Collected data entries:

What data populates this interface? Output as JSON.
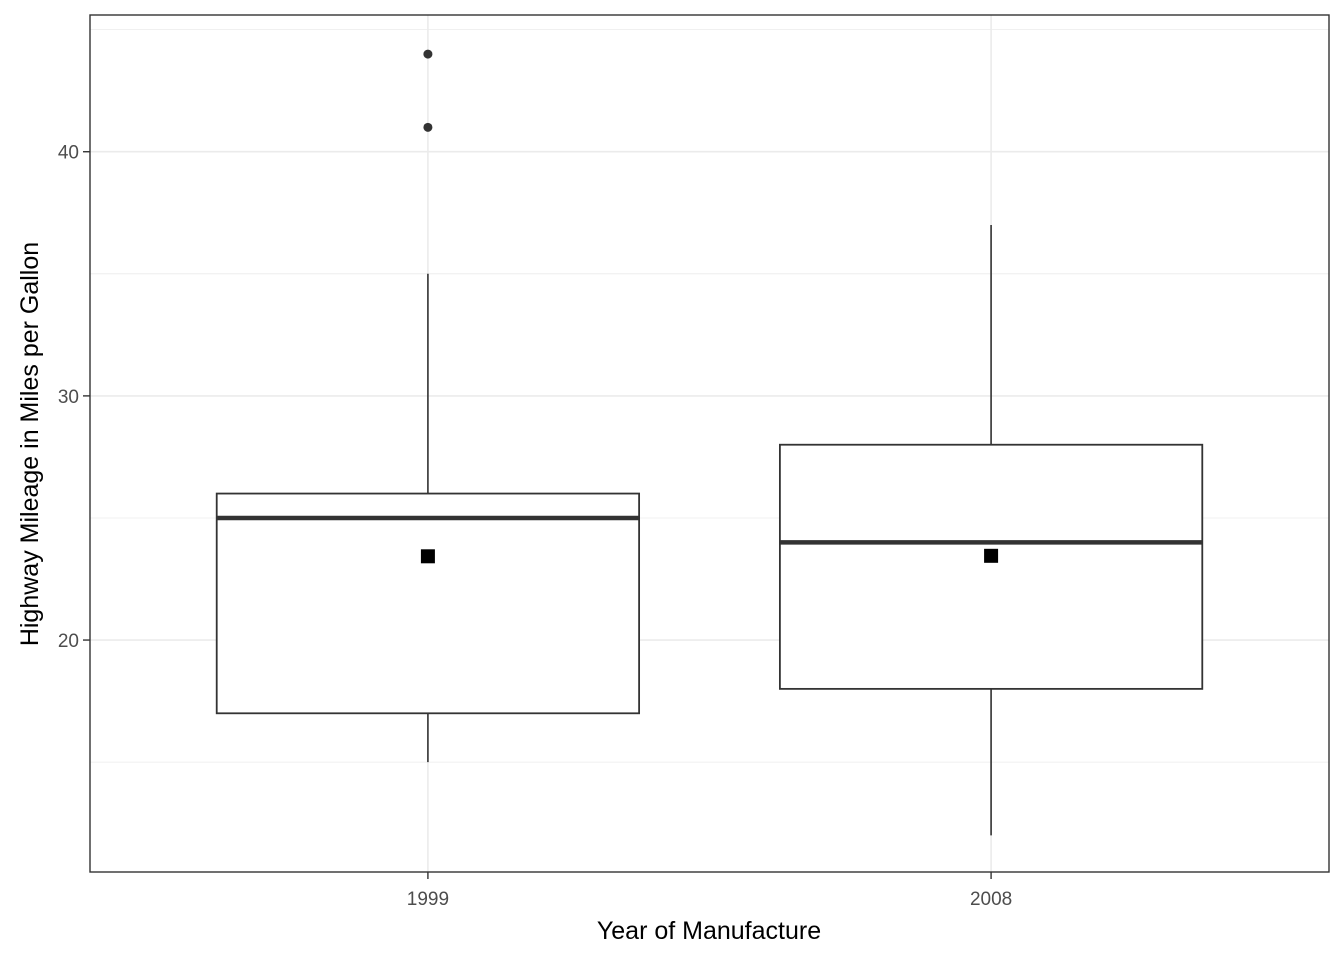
{
  "chart_data": {
    "type": "boxplot",
    "xlabel": "Year of Manufacture",
    "ylabel": "Highway Mileage in Miles per Gallon",
    "categories": [
      "1999",
      "2008"
    ],
    "ylim": [
      10.5,
      45.6
    ],
    "yticks": [
      20,
      30,
      40
    ],
    "ytick_labels": [
      "20",
      "30",
      "40"
    ],
    "grid": true,
    "boxes": [
      {
        "category": "1999",
        "whisker_low": 15,
        "q1": 17,
        "median": 25,
        "q3": 26,
        "whisker_high": 35,
        "mean": 23.43,
        "outliers": [
          44,
          41
        ]
      },
      {
        "category": "2008",
        "whisker_low": 12,
        "q1": 18,
        "median": 24,
        "q3": 28,
        "whisker_high": 37,
        "mean": 23.45,
        "outliers": []
      }
    ],
    "colors": {
      "box_line": "#333333",
      "mean_marker": "#000000",
      "grid": "#ebebeb",
      "panel_border": "#333333",
      "outlier": "#333333"
    }
  }
}
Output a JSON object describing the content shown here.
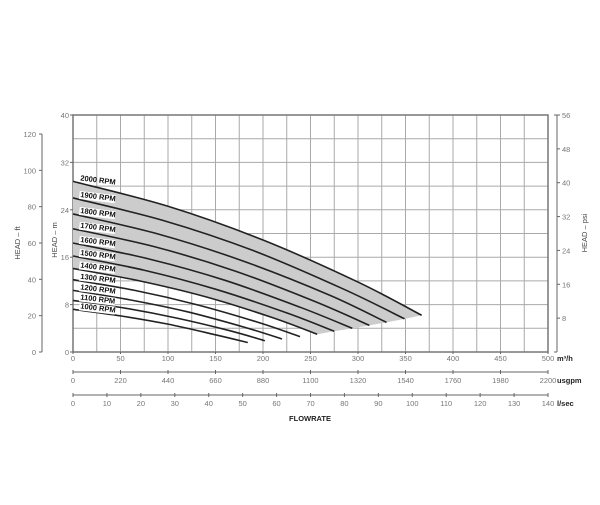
{
  "chart_data": {
    "type": "line",
    "title": "",
    "xlabel": "FLOWRATE",
    "x_axes": [
      {
        "unit": "m³/h",
        "range": [
          0,
          500
        ],
        "ticks": [
          0,
          50,
          100,
          150,
          200,
          250,
          300,
          350,
          400,
          450,
          500
        ]
      },
      {
        "unit": "usgpm",
        "range": [
          0,
          2200
        ],
        "ticks": [
          0,
          220,
          440,
          660,
          880,
          1100,
          1320,
          1540,
          1760,
          1980,
          2200
        ]
      },
      {
        "unit": "l/sec",
        "range": [
          0,
          140
        ],
        "ticks": [
          0,
          10,
          20,
          30,
          40,
          50,
          60,
          70,
          80,
          90,
          100,
          110,
          120,
          130,
          140
        ]
      }
    ],
    "y_axes": [
      {
        "label": "HEAD – ft",
        "range": [
          0,
          120
        ],
        "ticks": [
          0,
          20,
          40,
          60,
          80,
          100,
          120
        ]
      },
      {
        "label": "HEAD – m",
        "range": [
          0,
          40
        ],
        "ticks": [
          0,
          8,
          16,
          24,
          32,
          40
        ]
      },
      {
        "label": "HEAD – psi",
        "range": [
          0,
          56
        ],
        "ticks": [
          8,
          16,
          24,
          32,
          40,
          48,
          56
        ]
      }
    ],
    "grid": true,
    "shaded_band": [
      "2000 RPM",
      "1400 RPM"
    ],
    "colors": {
      "curve": "#222222",
      "band": "#cccccc",
      "grid": "#aaaaaa"
    },
    "series": [
      {
        "name": "2000 RPM",
        "x": [
          0,
          100,
          200,
          300,
          367
        ],
        "y": [
          28.8,
          24.6,
          18.9,
          11.8,
          6.2
        ]
      },
      {
        "name": "1900 RPM",
        "x": [
          0,
          95,
          190,
          285,
          349
        ],
        "y": [
          26.0,
          22.2,
          17.1,
          10.6,
          5.6
        ]
      },
      {
        "name": "1800 RPM",
        "x": [
          0,
          90,
          180,
          270,
          330
        ],
        "y": [
          23.3,
          19.9,
          15.3,
          9.6,
          5.0
        ]
      },
      {
        "name": "1700 RPM",
        "x": [
          0,
          85,
          170,
          255,
          312
        ],
        "y": [
          20.8,
          17.8,
          13.7,
          8.5,
          4.5
        ]
      },
      {
        "name": "1600 RPM",
        "x": [
          0,
          80,
          160,
          240,
          294
        ],
        "y": [
          18.4,
          15.7,
          12.1,
          7.5,
          4.0
        ]
      },
      {
        "name": "1500 RPM",
        "x": [
          0,
          75,
          150,
          225,
          275
        ],
        "y": [
          16.2,
          13.8,
          10.6,
          6.6,
          3.5
        ]
      },
      {
        "name": "1400 RPM",
        "x": [
          0,
          70,
          140,
          210,
          257
        ],
        "y": [
          14.1,
          12.0,
          9.3,
          5.8,
          3.0
        ]
      },
      {
        "name": "1300 RPM",
        "x": [
          0,
          65,
          130,
          195,
          239
        ],
        "y": [
          12.2,
          10.4,
          8.0,
          5.0,
          2.6
        ]
      },
      {
        "name": "1200 RPM",
        "x": [
          0,
          60,
          120,
          180,
          220
        ],
        "y": [
          10.4,
          8.8,
          6.8,
          4.2,
          2.2
        ]
      },
      {
        "name": "1100 RPM",
        "x": [
          0,
          55,
          110,
          165,
          202
        ],
        "y": [
          8.7,
          7.4,
          5.7,
          3.6,
          1.9
        ]
      },
      {
        "name": "1000 RPM",
        "x": [
          0,
          50,
          100,
          150,
          184
        ],
        "y": [
          7.2,
          6.1,
          4.7,
          2.9,
          1.6
        ]
      }
    ]
  }
}
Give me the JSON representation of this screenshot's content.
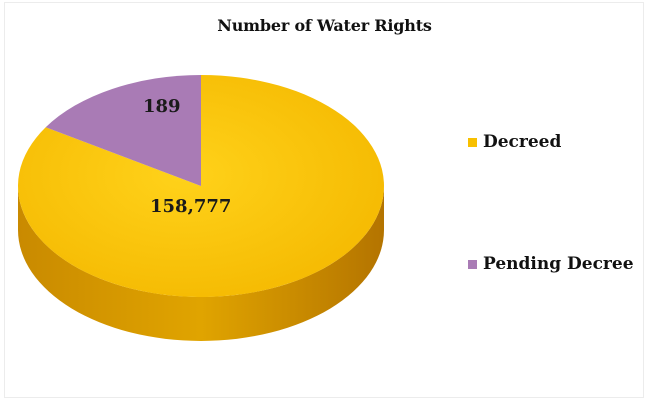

_What you have to do_
Please write out all of the material above without changing a word, and omit any pictures.

_Written solution_
What data populates this interface? Output as JSON.
{
  "chart_data": {
    "type": "boxplot",
    "xlabel": "Year of Manufacture",
    "ylabel": "Highway Mileage in Miles per Gallon",
    "categories": [
      "1999",
      "2008"
    ],
    "ylim": [
      10.5,
      45.6
    ],
    "yticks": [
      20,
      30,
      40
    ],
    "ytick_labels": [
      "20",
      "30",
      "40"
    ],
    "grid": true,
    "boxes": [
      {
        "category": "1999",
        "whisker_low": 15,
        "q1": 17,
        "median": 25,
        "q3": 26,
        "whisker_high": 35,
        "mean": 23.43,
        "outliers": [
          44,
          41
        ]
      },
      {
        "category": "2008",
        "whisker_low": 12,
        "q1": 18,
        "median": 24,
        "q3": 28,
        "whisker_high": 37,
        "mean": 23.45,
        "outliers": []
      }
    ],
    "colors": {
      "box_line": "#333333",
      "mean_marker": "#000000",
      "grid": "#ebebeb",
      "panel_border": "#333333",
      "outlier": "#333333"
    }
  }
}
Output a JSON object describing the content shown here.
{
  "chart_data": {
    "type": "line",
    "title": "",
    "xlabel": "FLOWRATE",
    "x_axes": [
      {
        "unit": "m³/h",
        "range": [
          0,
          500
        ],
        "ticks": [
          0,
          50,
          100,
          150,
          200,
          250,
          300,
          350,
          400,
          450,
          500
        ]
      },
      {
        "unit": "usgpm",
        "range": [
          0,
          2200
        ],
        "ticks": [
          0,
          220,
          440,
          660,
          880,
          1100,
          1320,
          1540,
          1760,
          1980,
          2200
        ]
      },
      {
        "unit": "l/sec",
        "range": [
          0,
          140
        ],
        "ticks": [
          0,
          10,
          20,
          30,
          40,
          50,
          60,
          70,
          80,
          90,
          100,
          110,
          120,
          130,
          140
        ]
      }
    ],
    "y_axes": [
      {
        "label": "HEAD – ft",
        "range": [
          0,
          120
        ],
        "ticks": [
          0,
          20,
          40,
          60,
          80,
          100,
          120
        ]
      },
      {
        "label": "HEAD – m",
        "range": [
          0,
          40
        ],
        "ticks": [
          0,
          8,
          16,
          24,
          32,
          40
        ]
      },
      {
        "label": "HEAD – psi",
        "range": [
          0,
          56
        ],
        "ticks": [
          8,
          16,
          24,
          32,
          40,
          48,
          56
        ]
      }
    ],
    "grid": true,
    "shaded_band": [
      "2000 RPM",
      "1400 RPM"
    ],
    "colors": {
      "curve": "#222222",
      "band": "#cccccc",
      "grid": "#aaaaaa"
    },
    "series": [
      {
        "name": "2000 RPM",
        "x": [
          0,
          100,
          200,
          300,
          367
        ],
        "y": [
          28.8,
          24.6,
          18.9,
          11.8,
          6.2
        ]
      },
      {
        "name": "1900 RPM",
        "x": [
          0,
          95,
          190,
          285,
          349
        ],
        "y": [
          26.0,
          22.2,
          17.1,
          10.6,
          5.6
        ]
      },
      {
        "name": "1800 RPM",
        "x": [
          0,
          90,
          180,
          270,
          330
        ],
        "y": [
          23.3,
          19.9,
          15.3,
          9.6,
          5.0
        ]
      },
      {
        "name": "1700 RPM",
        "x": [
          0,
          85,
          170,
          255,
          312
        ],
        "y": [
          20.8,
          17.8,
          13.7,
          8.5,
          4.5
        ]
      },
      {
        "name": "1600 RPM",
        "x": [
          0,
          80,
          160,
          240,
          294
        ],
        "y": [
          18.4,
          15.7,
          12.1,
          7.5,
          4.0
        ]
      },
      {
        "name": "1500 RPM",
        "x": [
          0,
          75,
          150,
          225,
          275
        ],
        "y": [
          16.2,
          13.8,
          10.6,
          6.6,
          3.5
        ]
      },
      {
        "name": "1400 RPM",
        "x": [
          0,
          70,
          140,
          210,
          257
        ],
        "y": [
          14.1,
          12.0,
          9.3,
          5.8,
          3.0
        ]
      },
      {
        "name": "1300 RPM",
        "x": [
          0,
          65,
          130,
          195,
          239
        ],
        "y": [
          12.2,
          10.4,
          8.0,
          5.0,
          2.6
        ]
      },
      {
        "name": "1200 RPM",
        "x": [
          0,
          60,
          120,
          180,
          220
        ],
        "y": [
          10.4,
          8.8,
          6.8,
          4.2,
          2.2
        ]
      },
      {
        "name": "1100 RPM",
        "x": [
          0,
          55,
          110,
          165,
          202
        ],
        "y": [
          8.7,
          7.4,
          5.7,
          3.6,
          1.9
        ]
      },
      {
        "name": "1000 RPM",
        "x": [
          0,
          50,
          100,
          150,
          184
        ],
        "y": [
          7.2,
          6.1,
          4.7,
          2.9,
          1.6
        ]
      }
    ]
  }
}
Give me the JSON representation of this screenshot's content.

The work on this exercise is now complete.